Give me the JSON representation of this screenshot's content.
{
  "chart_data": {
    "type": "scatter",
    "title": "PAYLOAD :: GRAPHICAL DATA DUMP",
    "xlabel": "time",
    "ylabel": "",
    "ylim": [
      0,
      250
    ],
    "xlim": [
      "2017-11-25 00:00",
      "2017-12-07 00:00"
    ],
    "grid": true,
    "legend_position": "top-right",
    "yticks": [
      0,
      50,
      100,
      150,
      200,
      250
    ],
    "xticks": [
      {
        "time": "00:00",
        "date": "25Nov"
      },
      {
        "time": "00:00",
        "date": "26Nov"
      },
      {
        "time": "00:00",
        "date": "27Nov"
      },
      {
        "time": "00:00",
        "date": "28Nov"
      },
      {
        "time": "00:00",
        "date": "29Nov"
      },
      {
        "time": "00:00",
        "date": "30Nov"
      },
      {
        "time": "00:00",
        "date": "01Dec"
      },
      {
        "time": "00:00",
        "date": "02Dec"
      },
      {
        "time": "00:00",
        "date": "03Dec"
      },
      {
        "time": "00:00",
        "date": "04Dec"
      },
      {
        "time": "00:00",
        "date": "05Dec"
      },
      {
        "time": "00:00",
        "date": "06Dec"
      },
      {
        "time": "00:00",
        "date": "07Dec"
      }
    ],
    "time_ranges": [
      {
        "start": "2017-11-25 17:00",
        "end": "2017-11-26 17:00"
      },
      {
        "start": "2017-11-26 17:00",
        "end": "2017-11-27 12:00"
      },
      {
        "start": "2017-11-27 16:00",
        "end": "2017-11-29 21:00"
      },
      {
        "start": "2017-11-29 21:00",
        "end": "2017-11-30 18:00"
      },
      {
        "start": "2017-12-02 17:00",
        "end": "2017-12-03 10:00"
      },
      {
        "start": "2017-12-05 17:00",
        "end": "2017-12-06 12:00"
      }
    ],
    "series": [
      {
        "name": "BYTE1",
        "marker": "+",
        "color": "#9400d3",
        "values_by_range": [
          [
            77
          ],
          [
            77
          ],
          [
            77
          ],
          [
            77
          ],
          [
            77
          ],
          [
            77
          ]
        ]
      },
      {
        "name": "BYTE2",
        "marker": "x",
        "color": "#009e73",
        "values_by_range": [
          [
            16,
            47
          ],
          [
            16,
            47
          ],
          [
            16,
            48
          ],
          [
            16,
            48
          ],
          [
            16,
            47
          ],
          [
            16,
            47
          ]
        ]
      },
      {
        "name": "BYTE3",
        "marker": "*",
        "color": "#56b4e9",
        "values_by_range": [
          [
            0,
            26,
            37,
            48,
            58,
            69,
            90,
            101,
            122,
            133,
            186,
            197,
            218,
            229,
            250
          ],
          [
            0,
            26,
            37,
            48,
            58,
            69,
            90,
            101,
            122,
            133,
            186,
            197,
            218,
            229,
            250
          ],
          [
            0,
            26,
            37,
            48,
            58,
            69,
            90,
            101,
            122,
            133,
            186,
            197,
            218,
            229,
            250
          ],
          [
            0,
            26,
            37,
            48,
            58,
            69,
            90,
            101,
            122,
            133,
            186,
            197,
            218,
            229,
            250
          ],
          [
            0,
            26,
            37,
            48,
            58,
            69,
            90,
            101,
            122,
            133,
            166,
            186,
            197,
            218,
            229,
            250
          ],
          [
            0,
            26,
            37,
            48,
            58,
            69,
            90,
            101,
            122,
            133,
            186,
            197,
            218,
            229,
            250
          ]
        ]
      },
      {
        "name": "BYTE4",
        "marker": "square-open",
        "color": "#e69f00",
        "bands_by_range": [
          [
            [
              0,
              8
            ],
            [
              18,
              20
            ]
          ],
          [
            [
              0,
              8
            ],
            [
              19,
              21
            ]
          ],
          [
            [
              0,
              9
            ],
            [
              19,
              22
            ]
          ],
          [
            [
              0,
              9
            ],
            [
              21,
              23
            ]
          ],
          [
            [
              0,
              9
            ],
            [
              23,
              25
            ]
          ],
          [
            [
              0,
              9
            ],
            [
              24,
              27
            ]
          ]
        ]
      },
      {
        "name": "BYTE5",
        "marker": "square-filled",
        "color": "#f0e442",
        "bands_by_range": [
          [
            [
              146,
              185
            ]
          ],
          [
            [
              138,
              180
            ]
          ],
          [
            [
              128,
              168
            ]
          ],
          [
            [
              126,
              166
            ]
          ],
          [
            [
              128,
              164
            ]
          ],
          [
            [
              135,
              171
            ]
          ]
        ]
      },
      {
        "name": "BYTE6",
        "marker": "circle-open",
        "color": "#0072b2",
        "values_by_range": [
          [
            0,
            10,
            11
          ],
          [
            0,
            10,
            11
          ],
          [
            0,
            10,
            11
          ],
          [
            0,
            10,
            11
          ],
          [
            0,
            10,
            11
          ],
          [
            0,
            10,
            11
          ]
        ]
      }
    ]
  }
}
-*-*-
• [The task]
Extract every record and return it verbatim.

• [Exercise response]
Give me the JSON representation of this screenshot's content.
{
  "chart_data": {
    "type": "scatter",
    "title": "PAYLOAD :: GRAPHICAL DATA DUMP",
    "xlabel": "time",
    "ylabel": "",
    "ylim": [
      0,
      250
    ],
    "xlim": [
      "2017-11-25 00:00",
      "2017-12-07 00:00"
    ],
    "grid": true,
    "legend_position": "top-right",
    "yticks": [
      0,
      50,
      100,
      150,
      200,
      250
    ],
    "xticks": [
      {
        "time": "00:00",
        "date": "25Nov"
      },
      {
        "time": "00:00",
        "date": "26Nov"
      },
      {
        "time": "00:00",
        "date": "27Nov"
      },
      {
        "time": "00:00",
        "date": "28Nov"
      },
      {
        "time": "00:00",
        "date": "29Nov"
      },
      {
        "time": "00:00",
        "date": "30Nov"
      },
      {
        "time": "00:00",
        "date": "01Dec"
      },
      {
        "time": "00:00",
        "date": "02Dec"
      },
      {
        "time": "00:00",
        "date": "03Dec"
      },
      {
        "time": "00:00",
        "date": "04Dec"
      },
      {
        "time": "00:00",
        "date": "05Dec"
      },
      {
        "time": "00:00",
        "date": "06Dec"
      },
      {
        "time": "00:00",
        "date": "07Dec"
      }
    ],
    "time_ranges": [
      {
        "start": "2017-11-25 17:00",
        "end": "2017-11-26 17:00"
      },
      {
        "start": "2017-11-26 17:00",
        "end": "2017-11-27 12:00"
      },
      {
        "start": "2017-11-27 16:00",
        "end": "2017-11-29 21:00"
      },
      {
        "start": "2017-11-29 21:00",
        "end": "2017-11-30 18:00"
      },
      {
        "start": "2017-12-02 17:00",
        "end": "2017-12-03 10:00"
      },
      {
        "start": "2017-12-05 17:00",
        "end": "2017-12-06 12:00"
      }
    ],
    "series": [
      {
        "name": "BYTE1",
        "marker": "+",
        "color": "#9400d3",
        "values_by_range": [
          [
            77
          ],
          [
            77
          ],
          [
            77
          ],
          [
            77
          ],
          [
            77
          ],
          [
            77
          ]
        ]
      },
      {
        "name": "BYTE2",
        "marker": "x",
        "color": "#009e73",
        "values_by_range": [
          [
            16,
            47
          ],
          [
            16,
            47
          ],
          [
            16,
            48
          ],
          [
            16,
            48
          ],
          [
            16,
            47
          ],
          [
            16,
            47
          ]
        ]
      },
      {
        "name": "BYTE3",
        "marker": "*",
        "color": "#56b4e9",
        "values_by_range": [
          [
            0,
            26,
            37,
            48,
            58,
            69,
            90,
            101,
            122,
            133,
            186,
            197,
            218,
            229,
            250
          ],
          [
            0,
            26,
            37,
            48,
            58,
            69,
            90,
            101,
            122,
            133,
            186,
            197,
            218,
            229,
            250
          ],
          [
            0,
            26,
            37,
            48,
            58,
            69,
            90,
            101,
            122,
            133,
            186,
            197,
            218,
            229,
            250
          ],
          [
            0,
            26,
            37,
            48,
            58,
            69,
            90,
            101,
            122,
            133,
            186,
            197,
            218,
            229,
            250
          ],
          [
            0,
            26,
            37,
            48,
            58,
            69,
            90,
            101,
            122,
            133,
            166,
            186,
            197,
            218,
            229,
            250
          ],
          [
            0,
            26,
            37,
            48,
            58,
            69,
            90,
            101,
            122,
            133,
            186,
            197,
            218,
            229,
            250
          ]
        ]
      },
      {
        "name": "BYTE4",
        "marker": "square-open",
        "color": "#e69f00",
        "bands_by_range": [
          [
            [
              0,
              8
            ],
            [
              18,
              20
            ]
          ],
          [
            [
              0,
              8
            ],
            [
              19,
              21
            ]
          ],
          [
            [
              0,
              9
            ],
            [
              19,
              22
            ]
          ],
          [
            [
              0,
              9
            ],
            [
              21,
              23
            ]
          ],
          [
            [
              0,
              9
            ],
            [
              23,
              25
            ]
          ],
          [
            [
              0,
              9
            ],
            [
              24,
              27
            ]
          ]
        ]
      },
      {
        "name": "BYTE5",
        "marker": "square-filled",
        "color": "#f0e442",
        "bands_by_range": [
          [
            [
              146,
              185
            ]
          ],
          [
            [
              138,
              180
            ]
          ],
          [
            [
              128,
              168
            ]
          ],
          [
            [
              126,
              166
            ]
          ],
          [
            [
              128,
              164
            ]
          ],
          [
            [
              135,
              171
            ]
          ]
        ]
      },
      {
        "name": "BYTE6",
        "marker": "circle-open",
        "color": "#0072b2",
        "values_by_range": [
          [
            0,
            10,
            11
          ],
          [
            0,
            10,
            11
          ],
          [
            0,
            10,
            11
          ],
          [
            0,
            10,
            11
          ],
          [
            0,
            10,
            11
          ],
          [
            0,
            10,
            11
          ]
        ]
      }
    ]
  }
}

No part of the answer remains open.